* Begin MATERIAL SHOWN *
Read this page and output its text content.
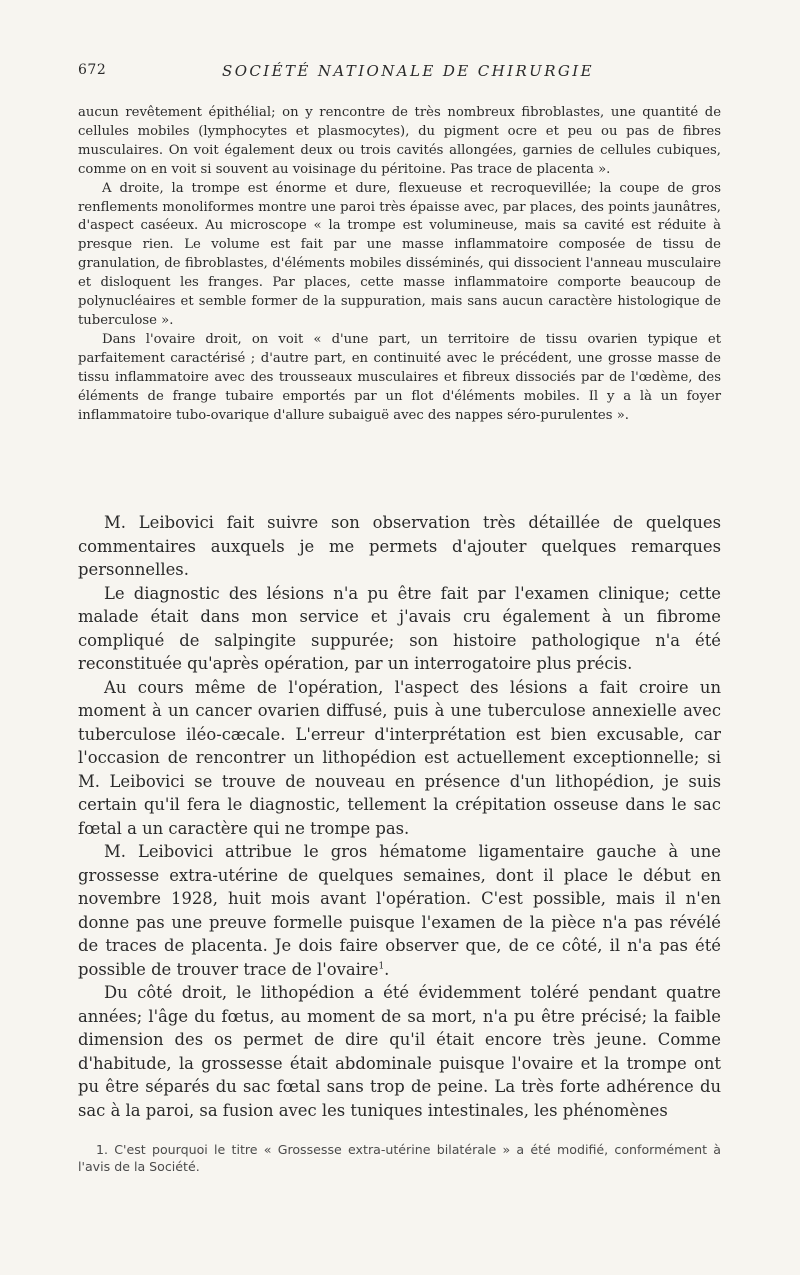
672	SOCIÉTÉ NATIONALE DE CHIRURGIE

aucun revêtement épithélial; on y rencontre de très nombreux fibroblastes, une quantité de cellules mobiles (lymphocytes et plasmocytes), du pigment ocre et peu ou pas de fibres musculaires. On voit également deux ou trois cavités allongées, garnies de cellules cubiques, comme on en voit si souvent au voisinage du péritoine. Pas trace de placenta ».

A droite, la trompe est énorme et dure, flexueuse et recroquevillée; la coupe de gros renflements monoliformes montre une paroi très épaisse avec, par places, des points jaunâtres, d'aspect caséeux. Au microscope « la trompe est volumineuse, mais sa cavité est réduite à presque rien. Le volume est fait par une masse inflammatoire composée de tissu de granulation, de fibroblastes, d'éléments mobiles disséminés, qui dissocient l'anneau musculaire et disloquent les franges. Par places, cette masse inflammatoire comporte beaucoup de polynucléaires et semble former de la suppuration, mais sans aucun caractère histologique de tuberculose ».

Dans l'ovaire droit, on voit « d'une part, un territoire de tissu ovarien typique et parfaitement caractérisé ; d'autre part, en continuité avec le précédent, une grosse masse de tissu inflammatoire avec des trousseaux musculaires et fibreux dissociés par de l'œdème, des éléments de frange tubaire emportés par un flot d'éléments mobiles. Il y a là un foyer inflammatoire tubo-ovarique d'allure subaiguë avec des nappes séro-purulentes ».

M. Leibovici fait suivre son observation très détaillée de quelques commentaires auxquels je me permets d'ajouter quelques remarques personnelles.

Le diagnostic des lésions n'a pu être fait par l'examen clinique; cette malade était dans mon service et j'avais cru également à un fibrome compliqué de salpingite suppurée; son histoire pathologique n'a été reconstituée qu'après opération, par un interrogatoire plus précis.

Au cours même de l'opération, l'aspect des lésions a fait croire un moment à un cancer ovarien diffusé, puis à une tuberculose annexielle avec tuberculose iléo-cæcale. L'erreur d'interprétation est bien excusable, car l'occasion de rencontrer un lithopédion est actuellement exceptionnelle; si M. Leibovici se trouve de nouveau en présence d'un lithopédion, je suis certain qu'il fera le diagnostic, tellement la crépitation osseuse dans le sac fœtal a un caractère qui ne trompe pas.

M. Leibovici attribue le gros hématome ligamentaire gauche à une grossesse extra-utérine de quelques semaines, dont il place le début en novembre 1928, huit mois avant l'opération. C'est possible, mais il n'en donne pas une preuve formelle puisque l'examen de la pièce n'a pas révélé de traces de placenta. Je dois faire observer que, de ce côté, il n'a pas été possible de trouver trace de l'ovaire$^1$.

Du côté droit, le lithopédion a été évidemment toléré pendant quatre années; l'âge du fœtus, au moment de sa mort, n'a pu être précisé; la faible dimension des os permet de dire qu'il était encore très jeune. Comme d'habitude, la grossesse était abdominale puisque l'ovaire et la trompe ont pu être séparés du sac fœtal sans trop de peine. La très forte adhérence du sac à la paroi, sa fusion avec les tuniques intestinales, les phénomènes

1. C'est pourquoi le titre « Grossesse extra-utérine bilatérale » a été modifié, conformément à l'avis de la Société.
* End MATERIAL SHOWN *
## DIRECTIONS FOR THIS TASK
Transcribe all of the records above character for character. Exclude the pictures.

## REPLY
Read this page and output its text content.
672	SOCIÉTÉ NATIONALE DE CHIRURGIE

aucun revêtement épithélial; on y rencontre de très nombreux fibroblastes, une quantité de cellules mobiles (lymphocytes et plasmocytes), du pigment ocre et peu ou pas de fibres musculaires. On voit également deux ou trois cavités allongées, garnies de cellules cubiques, comme on en voit si souvent au voisinage du péritoine. Pas trace de placenta ».

A droite, la trompe est énorme et dure, flexueuse et recroquevillée; la coupe de gros renflements monoliformes montre une paroi très épaisse avec, par places, des points jaunâtres, d'aspect caséeux. Au microscope « la trompe est volumineuse, mais sa cavité est réduite à presque rien. Le volume est fait par une masse inflammatoire composée de tissu de granulation, de fibroblastes, d'éléments mobiles disséminés, qui dissocient l'anneau musculaire et disloquent les franges. Par places, cette masse inflammatoire comporte beaucoup de polynucléaires et semble former de la suppuration, mais sans aucun caractère histologique de tuberculose ».

Dans l'ovaire droit, on voit « d'une part, un territoire de tissu ovarien typique et parfaitement caractérisé ; d'autre part, en continuité avec le précédent, une grosse masse de tissu inflammatoire avec des trousseaux musculaires et fibreux dissociés par de l'œdème, des éléments de frange tubaire emportés par un flot d'éléments mobiles. Il y a là un foyer inflammatoire tubo-ovarique d'allure subaiguë avec des nappes séro-purulentes ».

M. Leibovici fait suivre son observation très détaillée de quelques commentaires auxquels je me permets d'ajouter quelques remarques personnelles.

Le diagnostic des lésions n'a pu être fait par l'examen clinique; cette malade était dans mon service et j'avais cru également à un fibrome compliqué de salpingite suppurée; son histoire pathologique n'a été reconstituée qu'après opération, par un interrogatoire plus précis.

Au cours même de l'opération, l'aspect des lésions a fait croire un moment à un cancer ovarien diffusé, puis à une tuberculose annexielle avec tuberculose iléo-cæcale. L'erreur d'interprétation est bien excusable, car l'occasion de rencontrer un lithopédion est actuellement exceptionnelle; si M. Leibovici se trouve de nouveau en présence d'un lithopédion, je suis certain qu'il fera le diagnostic, tellement la crépitation osseuse dans le sac fœtal a un caractère qui ne trompe pas.

M. Leibovici attribue le gros hématome ligamentaire gauche à une grossesse extra-utérine de quelques semaines, dont il place le début en novembre 1928, huit mois avant l'opération. C'est possible, mais il n'en donne pas une preuve formelle puisque l'examen de la pièce n'a pas révélé de traces de placenta. Je dois faire observer que, de ce côté, il n'a pas été possible de trouver trace de l'ovaire$^1$.

Du côté droit, le lithopédion a été évidemment toléré pendant quatre années; l'âge du fœtus, au moment de sa mort, n'a pu être précisé; la faible dimension des os permet de dire qu'il était encore très jeune. Comme d'habitude, la grossesse était abdominale puisque l'ovaire et la trompe ont pu être séparés du sac fœtal sans trop de peine. La très forte adhérence du sac à la paroi, sa fusion avec les tuniques intestinales, les phénomènes

1. C'est pourquoi le titre « Grossesse extra-utérine bilatérale » a été modifié, conformément à l'avis de la Société.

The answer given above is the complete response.